Transcribe each of the records below exactly, excluding all pictures.
-------
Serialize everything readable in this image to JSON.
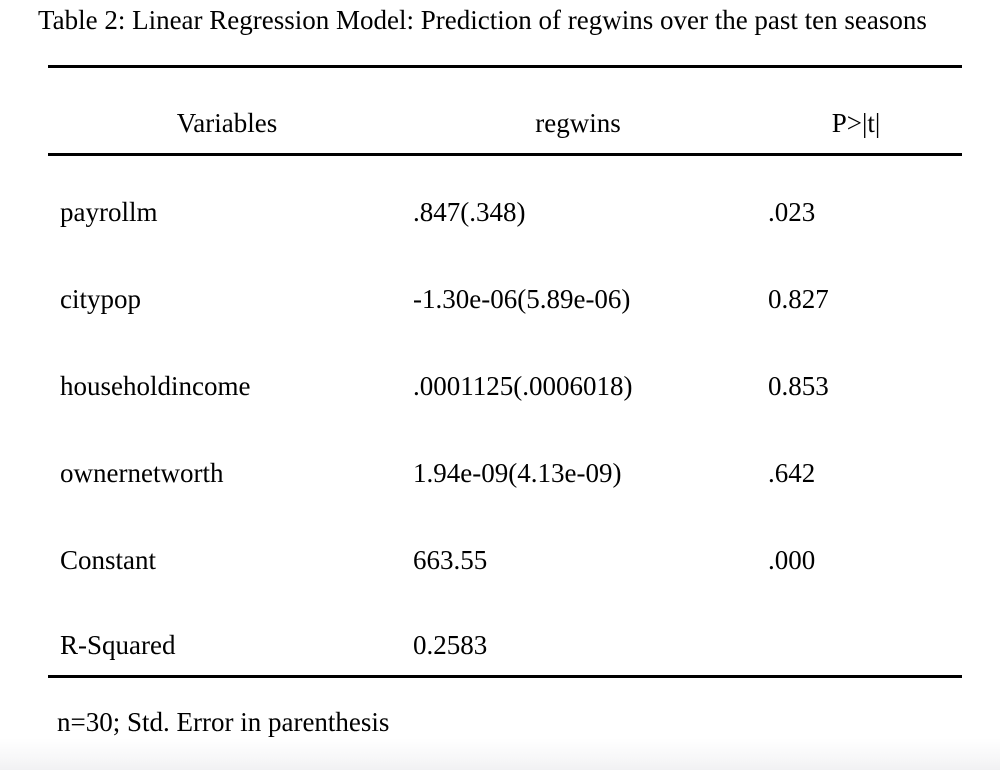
{
  "doc": {
    "title": "Table 2: Linear Regression Model: Prediction of regwins over the past ten seasons",
    "footnote": "n=30; Std. Error in parenthesis"
  },
  "table": {
    "headers": [
      "Variables",
      "regwins",
      "P>|t|"
    ],
    "rows": [
      {
        "variable": "payrollm",
        "coefficient": ".847(.348)",
        "p": ".023"
      },
      {
        "variable": "citypop",
        "coefficient": "-1.30e-06(5.89e-06)",
        "p": "0.827"
      },
      {
        "variable": "householdincome",
        "coefficient": ".0001125(.0006018)",
        "p": "0.853"
      },
      {
        "variable": "ownernetworth",
        "coefficient": "1.94e-09(4.13e-09)",
        "p": ".642"
      },
      {
        "variable": "Constant",
        "coefficient": "663.55",
        "p": ".000"
      },
      {
        "variable": "R-Squared",
        "coefficient": "0.2583",
        "p": ""
      }
    ]
  },
  "colors": {
    "text": "#000000",
    "rule": "#000000",
    "page_background": "#ffffff",
    "page_edge_gray": "#f1f1f3"
  }
}
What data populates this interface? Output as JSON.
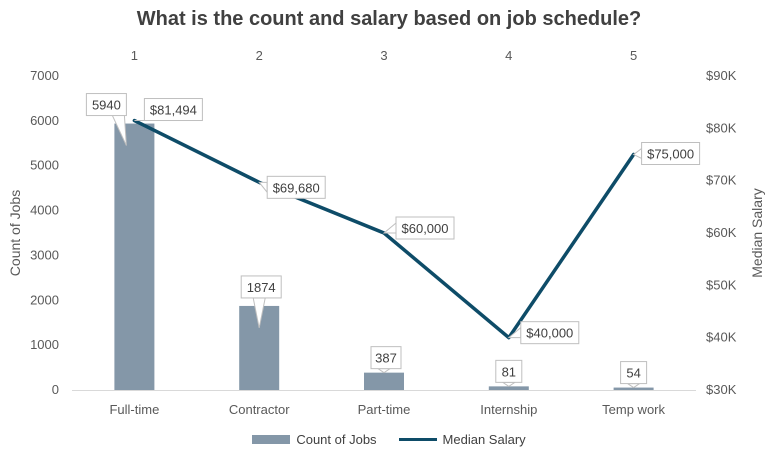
{
  "chart_data": {
    "type": "bar",
    "title": "What is the count and salary based on job schedule?",
    "categories": [
      "Full-time",
      "Contractor",
      "Part-time",
      "Internship",
      "Temp work"
    ],
    "top_labels": [
      "1",
      "2",
      "3",
      "4",
      "5"
    ],
    "series": [
      {
        "name": "Count of Jobs",
        "type": "bar",
        "axis": "left",
        "values": [
          5940,
          1874,
          387,
          81,
          54
        ],
        "labels": [
          "5940",
          "1874",
          "387",
          "81",
          "54"
        ],
        "color": "#8497A8"
      },
      {
        "name": "Median Salary",
        "type": "line",
        "axis": "right",
        "values": [
          81494,
          69680,
          60000,
          40000,
          75000
        ],
        "labels": [
          "$81,494",
          "$69,680",
          "$60,000",
          "$40,000",
          "$75,000"
        ],
        "color": "#0E4C68"
      }
    ],
    "ylabel_left": "Count of Jobs",
    "ylabel_right": "Median Salary",
    "ylim_left": [
      0,
      7000
    ],
    "yticks_left": [
      "0",
      "1000",
      "2000",
      "3000",
      "4000",
      "5000",
      "6000",
      "7000"
    ],
    "ylim_right": [
      30000,
      90000
    ],
    "yticks_right": [
      "$30K",
      "$40K",
      "$50K",
      "$60K",
      "$70K",
      "$80K",
      "$90K"
    ],
    "grid": false,
    "legend": "bottom"
  }
}
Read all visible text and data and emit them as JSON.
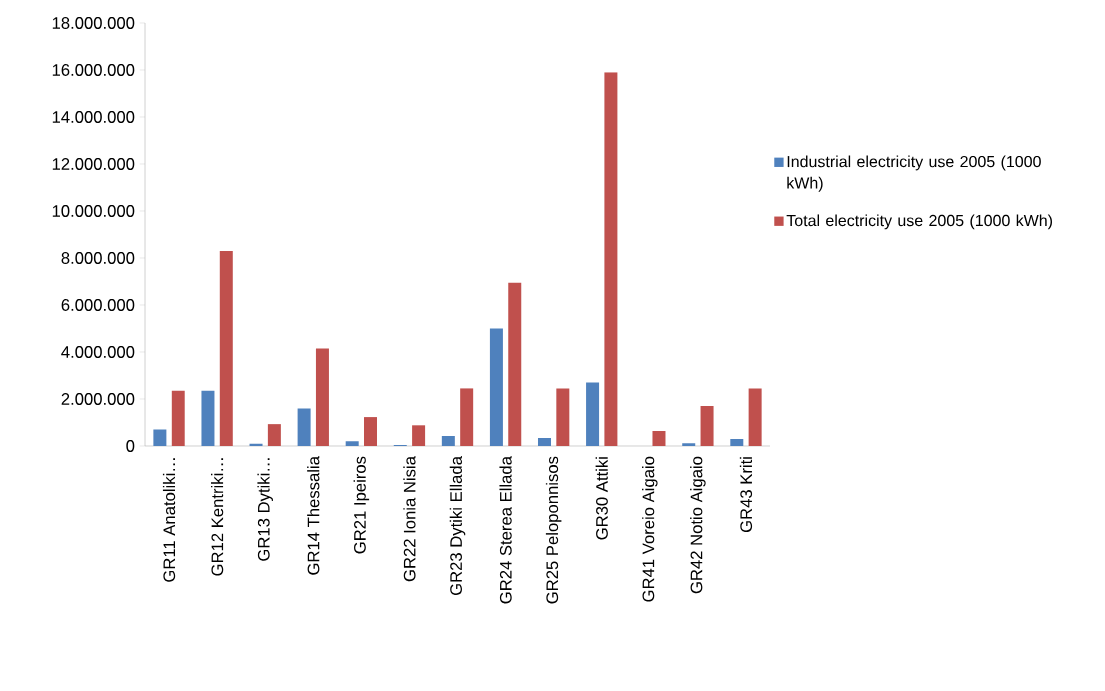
{
  "chart_data": {
    "type": "bar",
    "categories": [
      "GR11 Anatoliki…",
      "GR12 Kentriki…",
      "GR13 Dytiki…",
      "GR14 Thessalia",
      "GR21 Ipeiros",
      "GR22 Ionia Nisia",
      "GR23 Dytiki Ellada",
      "GR24 Sterea Ellada",
      "GR25 Peloponnisos",
      "GR30 Attiki",
      "GR41 Voreio Aigaio",
      "GR42 Notio Aigaio",
      "GR43 Kriti"
    ],
    "series": [
      {
        "name": "Industrial electricity use 2005 (1000 kWh)",
        "color": "#4f81bd",
        "values": [
          700000,
          2350000,
          100000,
          1600000,
          200000,
          40000,
          430000,
          5000000,
          340000,
          2700000,
          null,
          120000,
          300000
        ]
      },
      {
        "name": "Total electricity use  2005 (1000 kWh)",
        "color": "#c0504d",
        "values": [
          2350000,
          8300000,
          930000,
          4150000,
          1230000,
          880000,
          2450000,
          6950000,
          2450000,
          15900000,
          640000,
          1700000,
          2450000
        ]
      }
    ],
    "ylim": [
      0,
      18000000
    ],
    "yticks": [
      0,
      {
        "value": 2000000,
        "label": "2.000.000"
      },
      {
        "value": 4000000,
        "label": "4.000.000"
      },
      {
        "value": 6000000,
        "label": "6.000.000"
      },
      {
        "value": 8000000,
        "label": "8.000.000"
      },
      {
        "value": 10000000,
        "label": "10.000.000"
      },
      {
        "value": 12000000,
        "label": "12.000.000"
      },
      {
        "value": 14000000,
        "label": "14.000.000"
      },
      {
        "value": 16000000,
        "label": "16.000.000"
      },
      {
        "value": 18000000,
        "label": "18.000.000"
      }
    ],
    "legend": "right"
  }
}
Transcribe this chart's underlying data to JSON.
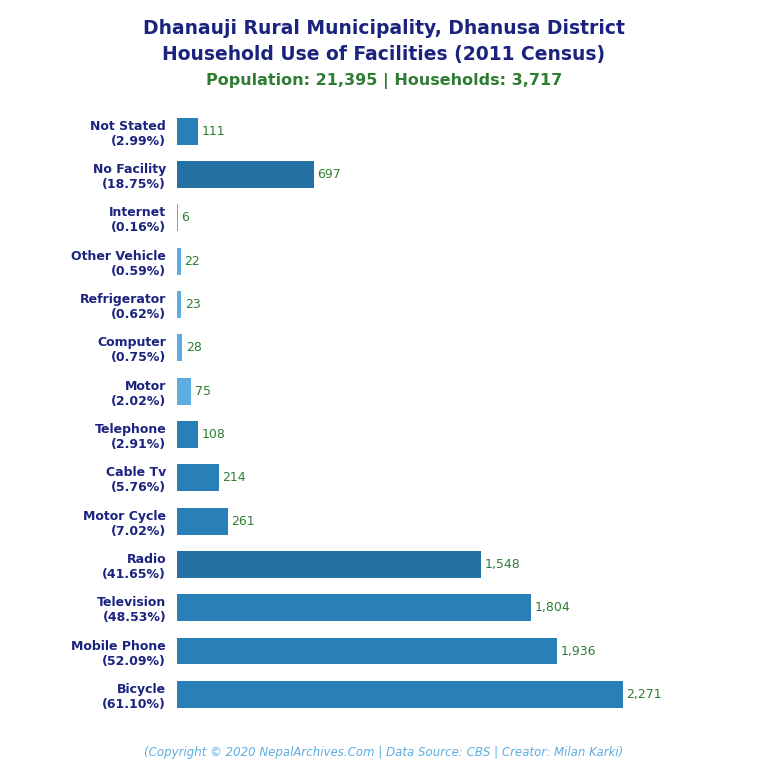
-------
• [Reply]
Serialize everything readable in this image to JSON.
{
  "doc": {
    "title": "Table 2: Linear Regression Model: Prediction of regwins over the past ten seasons",
    "footnote": "n=30; Std. Error in parenthesis"
  },
  "table": {
    "headers": [
      "Variables",
      "regwins",
      "P>|t|"
    ],
    "rows": [
      {
        "variable": "payrollm",
        "coefficient": ".847(.348)",
        "p": ".023"
      },
      {
        "variable": "citypop",
        "coefficient": "-1.30e-06(5.89e-06)",
        "p": "0.827"
      },
      {
        "variable": "householdincome",
        "coefficient": ".0001125(.0006018)",
        "p": "0.853"
      },
      {
        "variable": "ownernetworth",
        "coefficient": "1.94e-09(4.13e-09)",
        "p": ".642"
      },
      {
        "variable": "Constant",
        "coefficient": "663.55",
        "p": ".000"
      },
      {
        "variable": "R-Squared",
        "coefficient": "0.2583",
        "p": ""
      }
    ]
  },
  "colors": {
    "text": "#000000",
    "rule": "#000000",
    "page_background": "#ffffff",
    "page_edge_gray": "#f1f1f3"
  }
}
What data populates this interface? Output as JSON.
{
  "chart_data": {
    "type": "bar",
    "title": "What is the count and salary based on job schedule?",
    "categories": [
      "Full-time",
      "Contractor",
      "Part-time",
      "Internship",
      "Temp work"
    ],
    "top_labels": [
      "1",
      "2",
      "3",
      "4",
      "5"
    ],
    "series": [
      {
        "name": "Count of Jobs",
        "type": "bar",
        "axis": "left",
        "values": [
          5940,
          1874,
          387,
          81,
          54
        ],
        "labels": [
          "5940",
          "1874",
          "387",
          "81",
          "54"
        ],
        "color": "#8497A8"
      },
      {
        "name": "Median Salary",
        "type": "line",
        "axis": "right",
        "values": [
          81494,
          69680,
          60000,
          40000,
          75000
        ],
        "labels": [
          "$81,494",
          "$69,680",
          "$60,000",
          "$40,000",
          "$75,000"
        ],
        "color": "#0E4C68"
      }
    ],
    "ylabel_left": "Count of Jobs",
    "ylabel_right": "Median Salary",
    "ylim_left": [
      0,
      7000
    ],
    "yticks_left": [
      "0",
      "1000",
      "2000",
      "3000",
      "4000",
      "5000",
      "6000",
      "7000"
    ],
    "ylim_right": [
      30000,
      90000
    ],
    "yticks_right": [
      "$30K",
      "$40K",
      "$50K",
      "$60K",
      "$70K",
      "$80K",
      "$90K"
    ],
    "grid": false,
    "legend": "bottom"
  }
}
Read all visible text and data and emit them as JSON.
{
  "chart_data": {
    "type": "bar",
    "categories": [
      "GR11 Anatoliki…",
      "GR12 Kentriki…",
      "GR13 Dytiki…",
      "GR14 Thessalia",
      "GR21 Ipeiros",
      "GR22 Ionia Nisia",
      "GR23 Dytiki Ellada",
      "GR24 Sterea Ellada",
      "GR25 Peloponnisos",
      "GR30 Attiki",
      "GR41 Voreio Aigaio",
      "GR42 Notio Aigaio",
      "GR43 Kriti"
    ],
    "series": [
      {
        "name": "Industrial electricity use 2005 (1000 kWh)",
        "color": "#4f81bd",
        "values": [
          700000,
          2350000,
          100000,
          1600000,
          200000,
          40000,
          430000,
          5000000,
          340000,
          2700000,
          null,
          120000,
          300000
        ]
      },
      {
        "name": "Total electricity use  2005 (1000 kWh)",
        "color": "#c0504d",
        "values": [
          2350000,
          8300000,
          930000,
          4150000,
          1230000,
          880000,
          2450000,
          6950000,
          2450000,
          15900000,
          640000,
          1700000,
          2450000
        ]
      }
    ],
    "ylim": [
      0,
      18000000
    ],
    "yticks": [
      0,
      {
        "value": 2000000,
        "label": "2.000.000"
      },
      {
        "value": 4000000,
        "label": "4.000.000"
      },
      {
        "value": 6000000,
        "label": "6.000.000"
      },
      {
        "value": 8000000,
        "label": "8.000.000"
      },
      {
        "value": 10000000,
        "label": "10.000.000"
      },
      {
        "value": 12000000,
        "label": "12.000.000"
      },
      {
        "value": 14000000,
        "label": "14.000.000"
      },
      {
        "value": 16000000,
        "label": "16.000.000"
      },
      {
        "value": 18000000,
        "label": "18.000.000"
      }
    ],
    "legend": "right"
  }
}
Transcribe this chart's underlying data to JSON.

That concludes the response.